**AIM:** Each line of the material must be repeated precisely, with the pictures left out.

::: PROVIDED DATA :::

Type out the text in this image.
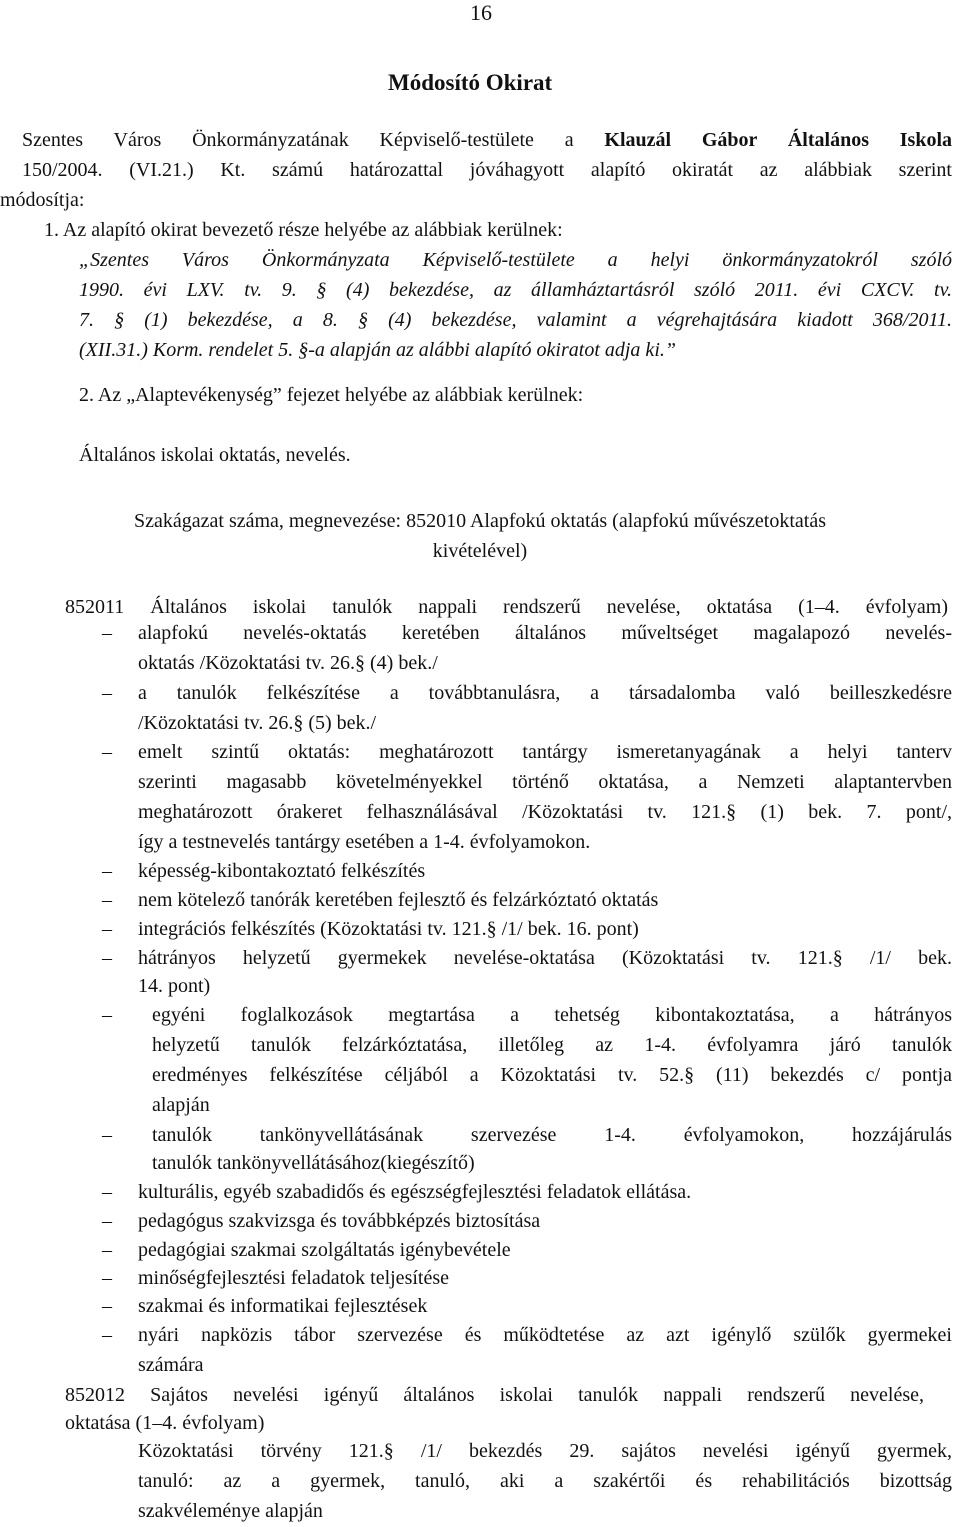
16
Módosító Okirat
Szentes Város Önkormányzatának Képviselő-testülete a Klauzál Gábor Általános Iskola
150/2004. (VI.21.) Kt. számú határozattal jóváhagyott alapító okiratát az alábbiak szerint
módosítja:
1. Az alapító okirat bevezető része helyébe az alábbiak kerülnek:
„Szentes Város Önkormányzata Képviselő-testülete a helyi önkormányzatokról szóló
1990. évi LXV. tv. 9. § (4) bekezdése, az államháztartásról szóló 2011. évi CXCV. tv.
7. § (1) bekezdése, a 8. § (4) bekezdése, valamint a végrehajtására kiadott 368/2011.
(XII.31.) Korm. rendelet 5. §-a alapján az alábbi alapító okiratot adja ki.”
2. Az „Alaptevékenység” fejezet helyébe az alábbiak kerülnek:
Általános iskolai oktatás, nevelés.
Szakágazat száma, megnevezése: 852010 Alapfokú oktatás (alapfokú művészetoktatás
kivételével)
852011 Általános iskolai tanulók nappali rendszerű nevelése, oktatása (1–4. évfolyam)
– alapfokú nevelés-oktatás keretében általános műveltséget magalapozó nevelés-
oktatás /Közoktatási tv. 26.§ (4) bek./
– a tanulók felkészítése a továbbtanulásra, a társadalomba való beilleszkedésre
/Közoktatási tv. 26.§ (5) bek./
– emelt szintű oktatás: meghatározott tantárgy ismeretanyagának a helyi tanterv
szerinti magasabb követelményekkel történő oktatása, a Nemzeti alaptantervben
meghatározott órakeret felhasználásával /Közoktatási tv. 121.§ (1) bek. 7. pont/,
így a testnevelés tantárgy esetében a 1-4. évfolyamokon.
– képesség-kibontakoztató felkészítés
– nem kötelező tanórák keretében fejlesztő és felzárkóztató oktatás
– integrációs felkészítés (Közoktatási tv. 121.§ /1/ bek. 16. pont)
– hátrányos helyzetű gyermekek nevelése-oktatása (Közoktatási tv. 121.§ /1/ bek.
14. pont)
– egyéni foglalkozások megtartása a tehetség kibontakoztatása, a hátrányos
helyzetű tanulók felzárkóztatása, illetőleg az 1-4. évfolyamra járó tanulók
eredményes felkészítése céljából a Közoktatási tv. 52.§ (11) bekezdés c/ pontja
alapján
– tanulók tankönyvellátásának szervezése 1-4. évfolyamokon, hozzájárulás
tanulók tankönyvellátásához(kiegészítő)
– kulturális, egyéb szabadidős és egészségfejlesztési feladatok ellátása.
– pedagógus szakvizsga és továbbképzés biztosítása
– pedagógiai szakmai szolgáltatás igénybevétele
– minőségfejlesztési feladatok teljesítése
– szakmai és informatikai fejlesztések
– nyári napközis tábor szervezése és működtetése az azt igénylő szülők gyermekei
számára
852012 Sajátos nevelési igényű általános iskolai tanulók nappali rendszerű nevelése,
oktatása (1–4. évfolyam)
Közoktatási törvény 121.§ /1/ bekezdés 29. sajátos nevelési igényű gyermek,
tanuló: az a gyermek, tanuló, aki a szakértői és rehabilitációs bizottság
szakvéleménye alapján
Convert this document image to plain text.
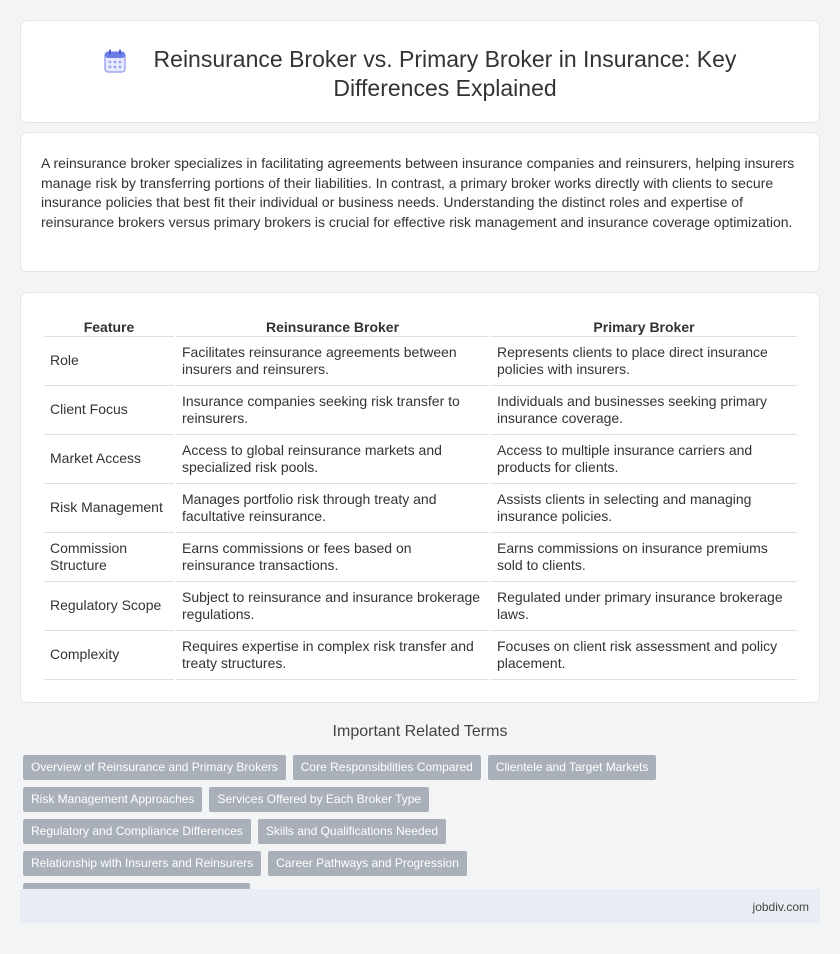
Reinsurance Broker vs. Primary Broker in Insurance: Key Differences Explained

A reinsurance broker specializes in facilitating agreements between insurance companies and reinsurers, helping insurers manage risk by transferring portions of their liabilities. In contrast, a primary broker works directly with clients to secure insurance policies that best fit their individual or business needs. Understanding the distinct roles and expertise of reinsurance brokers versus primary brokers is crucial for effective risk management and insurance coverage optimization.

Feature	Reinsurance Broker	Primary Broker
Role	Facilitates reinsurance agreements between insurers and reinsurers.	Represents clients to place direct insurance policies with insurers.
Client Focus	Insurance companies seeking risk transfer to reinsurers.	Individuals and businesses seeking primary insurance coverage.
Market Access	Access to global reinsurance markets and specialized risk pools.	Access to multiple insurance carriers and products for clients.
Risk Management	Manages portfolio risk through treaty and facultative reinsurance.	Assists clients in selecting and managing insurance policies.
Commission Structure	Earns commissions or fees based on reinsurance transactions.	Earns commissions on insurance premiums sold to clients.
Regulatory Scope	Subject to reinsurance and insurance brokerage regulations.	Regulated under primary insurance brokerage laws.
Complexity	Requires expertise in complex risk transfer and treaty structures.	Focuses on client risk assessment and policy placement.
Important Related Terms
Overview of Reinsurance and Primary Brokers	Core Responsibilities Compared	Clientele and Target Markets
Risk Management Approaches	Services Offered by Each Broker Type
Regulatory and Compliance Differences	Skills and Qualifications Needed
Relationship with Insurers and Reinsurers	Career Pathways and Progression
jobdiv.com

:::

**WRITTEN SOLUTION:**
Type out the text in this image.
16
Módosító Okirat
Szentes Város Önkormányzatának Képviselő-testülete a Klauzál Gábor Általános Iskola
150/2004. (VI.21.) Kt. számú határozattal jóváhagyott alapító okiratát az alábbiak szerint
módosítja:
1. Az alapító okirat bevezető része helyébe az alábbiak kerülnek:
„Szentes Város Önkormányzata Képviselő-testülete a helyi önkormányzatokról szóló
1990. évi LXV. tv. 9. § (4) bekezdése, az államháztartásról szóló 2011. évi CXCV. tv.
7. § (1) bekezdése, a 8. § (4) bekezdése, valamint a végrehajtására kiadott 368/2011.
(XII.31.) Korm. rendelet 5. §-a alapján az alábbi alapító okiratot adja ki.”
2. Az „Alaptevékenység” fejezet helyébe az alábbiak kerülnek:
Általános iskolai oktatás, nevelés.
Szakágazat száma, megnevezése: 852010 Alapfokú oktatás (alapfokú művészetoktatás
kivételével)
852011 Általános iskolai tanulók nappali rendszerű nevelése, oktatása (1–4. évfolyam)
– alapfokú nevelés-oktatás keretében általános műveltséget magalapozó nevelés-
oktatás /Közoktatási tv. 26.§ (4) bek./
– a tanulók felkészítése a továbbtanulásra, a társadalomba való beilleszkedésre
/Közoktatási tv. 26.§ (5) bek./
– emelt szintű oktatás: meghatározott tantárgy ismeretanyagának a helyi tanterv
szerinti magasabb követelményekkel történő oktatása, a Nemzeti alaptantervben
meghatározott órakeret felhasználásával /Közoktatási tv. 121.§ (1) bek. 7. pont/,
így a testnevelés tantárgy esetében a 1-4. évfolyamokon.
– képesség-kibontakoztató felkészítés
– nem kötelező tanórák keretében fejlesztő és felzárkóztató oktatás
– integrációs felkészítés (Közoktatási tv. 121.§ /1/ bek. 16. pont)
– hátrányos helyzetű gyermekek nevelése-oktatása (Közoktatási tv. 121.§ /1/ bek.
14. pont)
– egyéni foglalkozások megtartása a tehetség kibontakoztatása, a hátrányos
helyzetű tanulók felzárkóztatása, illetőleg az 1-4. évfolyamra járó tanulók
eredményes felkészítése céljából a Közoktatási tv. 52.§ (11) bekezdés c/ pontja
alapján
– tanulók tankönyvellátásának szervezése 1-4. évfolyamokon, hozzájárulás
tanulók tankönyvellátásához(kiegészítő)
– kulturális, egyéb szabadidős és egészségfejlesztési feladatok ellátása.
– pedagógus szakvizsga és továbbképzés biztosítása
– pedagógiai szakmai szolgáltatás igénybevétele
– minőségfejlesztési feladatok teljesítése
– szakmai és informatikai fejlesztések
– nyári napközis tábor szervezése és működtetése az azt igénylő szülők gyermekei
számára
852012 Sajátos nevelési igényű általános iskolai tanulók nappali rendszerű nevelése,
oktatása (1–4. évfolyam)
Közoktatási törvény 121.§ /1/ bekezdés 29. sajátos nevelési igényű gyermek,
tanuló: az a gyermek, tanuló, aki a szakértői és rehabilitációs bizottság
szakvéleménye alapján
Convert this document image to plain text.
Reinsurance Broker vs. Primary Broker in Insurance: Key Differences Explained

A reinsurance broker specializes in facilitating agreements between insurance companies and reinsurers, helping insurers manage risk by transferring portions of their liabilities. In contrast, a primary broker works directly with clients to secure insurance policies that best fit their individual or business needs. Understanding the distinct roles and expertise of reinsurance brokers versus primary brokers is crucial for effective risk management and insurance coverage optimization.

Feature	Reinsurance Broker	Primary Broker
Role	Facilitates reinsurance agreements between insurers and reinsurers.	Represents clients to place direct insurance policies with insurers.
Client Focus	Insurance companies seeking risk transfer to reinsurers.	Individuals and businesses seeking primary insurance coverage.
Market Access	Access to global reinsurance markets and specialized risk pools.	Access to multiple insurance carriers and products for clients.
Risk Management	Manages portfolio risk through treaty and facultative reinsurance.	Assists clients in selecting and managing insurance policies.
Commission Structure	Earns commissions or fees based on reinsurance transactions.	Earns commissions on insurance premiums sold to clients.
Regulatory Scope	Subject to reinsurance and insurance brokerage regulations.	Regulated under primary insurance brokerage laws.
Complexity	Requires expertise in complex risk transfer and treaty structures.	Focuses on client risk assessment and policy placement.
Important Related Terms
Overview of Reinsurance and Primary Brokers	Core Responsibilities Compared	Clientele and Target Markets
Risk Management Approaches	Services Offered by Each Broker Type
Regulatory and Compliance Differences	Skills and Qualifications Needed
Relationship with Insurers and Reinsurers	Career Pathways and Progression
jobdiv.com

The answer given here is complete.